> Supplied text:

Thai made: Cars like the MG6 may be built in Thailand in the future.

Thai company confirms proposal for MG joint-venture with Chinese motor giant

8 May 2012

MG CARS sold in Australia might be sourced from Thailand if a proposed joint venture between MG’s Chinese owner, Shanghai Automotive Industry Corporation (SAIC), and a Thai industrial conglomerate gets the go-ahead.

The Bangkok Post quotes the vice-chairman of Thai-based Charoen Pokphand Group, Thanakorn Seriburi, as saying his company and SAIC are working on a feasibility study for a joint-venture factory to make at least 50,000 cars a year in Thailand.

The factory would build right-hand-drive cars for Thailand and other RHD markets in the region, including Australia and New Zealand.

These would most likely be SAIC’s MG and Roewe brands – the British-designed car and SUV lines that SAIC has owned since it bought the bankrupt UK MG Rover operation in 2006.

Mr Seriburi said the study should be completed by the fourth quarter of this year.

CP Group – a sprawling company that makes products as diverse as agricultural machinery and pet food – already has a joint venture with SAIC, making more than a million motorcycles a year in China under the Dayang brand.

Those motorcycles might also be in contention for Thai production, according to The Bangkok Post.The SAIC factory proposal reportedly was raised by SAIC executives with Thai Prime Minister Yingluck Shinawatra during her official visit to China last month.

 center imageFrom top: MG Icon, MG5 and MG3.

Chinese representatives were in Bangkok this week to discuss investment incentives with the Board of Investment.

As GoAuto has reported, SAIC is committed to selling MG cars in Australia, and is in the throes of signing up an independent distributor.

In New Zealand, 10 demonstrator MGs were imported by British Motor Distributors as a prelude to MG sales in that country.

MG’s range currently consists of three vehicles – the MG6 mid-size sedan and liftback, the MG3 light hatchback, and, since last month’s Beijing motor show, the MG5 small car.

At Beijing, SAIC showed an MG mini SUV concept, the Icon, which the company’s British-based design director, Anthony Williams-Kenny, says is just one of the range of SUVs under consideration at MG.

A right-hand-drive MG6 is already on sale in Britain, where it is assembled in Birmingham from CKD (completely knocked down) kits made in China.

Like the other MG vehicles, the MG6 sits on a new platform engineered in Britain for the Roewe range, not the old hand-me-down Rover architectures originally acquired by SAIC for its first-generation Roewe vehicles that were re-badged Rover 25, 45 and 75 models.

A Thai factory would relieve pressure on SAIC’s plants in China, where SAIC – China’s biggest motor manufacturer in partnership with General Motors and Volkswagen – is under pressure to meet local demand.

Thai-built cars would also have the price advantage of Australia’s free-trade agreement with Thailand, along with public acceptance of Thai build quality.

Toyota, Honda, Holden, Ford, Mazda, Nissan, Isuzu and Mitsubishi already import vehicles from Thailand, which is rivaling South Korea as the second-biggest source of vehicles for Australia behind Japan.

> Supplied entries:
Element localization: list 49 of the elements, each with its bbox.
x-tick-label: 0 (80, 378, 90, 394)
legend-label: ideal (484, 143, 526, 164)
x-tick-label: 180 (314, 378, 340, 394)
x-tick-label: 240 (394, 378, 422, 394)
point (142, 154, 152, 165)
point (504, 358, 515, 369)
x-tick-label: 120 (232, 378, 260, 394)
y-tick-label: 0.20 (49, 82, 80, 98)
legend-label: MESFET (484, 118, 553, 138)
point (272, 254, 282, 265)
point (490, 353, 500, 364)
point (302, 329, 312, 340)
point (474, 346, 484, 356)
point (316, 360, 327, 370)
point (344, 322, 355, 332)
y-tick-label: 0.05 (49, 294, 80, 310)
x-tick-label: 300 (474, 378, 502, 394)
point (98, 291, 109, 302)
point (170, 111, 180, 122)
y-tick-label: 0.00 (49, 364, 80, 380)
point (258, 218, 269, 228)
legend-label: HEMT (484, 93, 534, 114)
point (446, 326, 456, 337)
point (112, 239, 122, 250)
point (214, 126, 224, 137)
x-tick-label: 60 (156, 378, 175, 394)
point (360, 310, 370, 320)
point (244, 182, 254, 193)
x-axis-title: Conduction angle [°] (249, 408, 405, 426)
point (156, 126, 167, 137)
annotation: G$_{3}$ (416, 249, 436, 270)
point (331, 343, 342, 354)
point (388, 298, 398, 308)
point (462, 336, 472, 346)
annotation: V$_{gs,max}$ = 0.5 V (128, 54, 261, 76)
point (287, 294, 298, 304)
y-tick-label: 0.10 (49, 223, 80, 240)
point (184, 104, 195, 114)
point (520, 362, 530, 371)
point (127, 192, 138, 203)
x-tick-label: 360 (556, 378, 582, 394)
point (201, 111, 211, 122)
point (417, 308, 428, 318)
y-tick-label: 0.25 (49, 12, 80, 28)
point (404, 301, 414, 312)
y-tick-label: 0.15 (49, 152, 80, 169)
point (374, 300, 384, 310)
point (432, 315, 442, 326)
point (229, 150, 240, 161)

> What you need to do:
#1 Answer the following from the article on the proposed MG joint venture in Thailand:
(a) How many cars a year would the proposed joint-venture factory make at minimum?
(b) By when should the feasibility study be completed?
(c) In which British city is the right-hand-drive MG6 assembled?
#2 Reproduce the article on the proposed MG joint venture from "Mr Seriburi said" up to and including "Board of Investment.".

> Responses to the exercise:
#1
(a) At least 50,000 cars a year.
(b) By the fourth quarter of this year.
(c) Birmingham.

#2
Mr Seriburi said the study should be completed by the fourth quarter of this year.

CP Group – a sprawling company that makes products as diverse as agricultural machinery and pet food – already has a joint venture with SAIC, making more than a million motorcycles a year in China under the Dayang brand.

Those motorcycles might also be in contention for Thai production, according to The Bangkok Post.The SAIC factory proposal reportedly was raised by SAIC executives with Thai Prime Minister Yingluck Shinawatra during her official visit to China last month.

 center imageFrom top: MG Icon, MG5 and MG3.

Chinese representatives were in Bangkok this week to discuss investment incentives with the Board of Investment.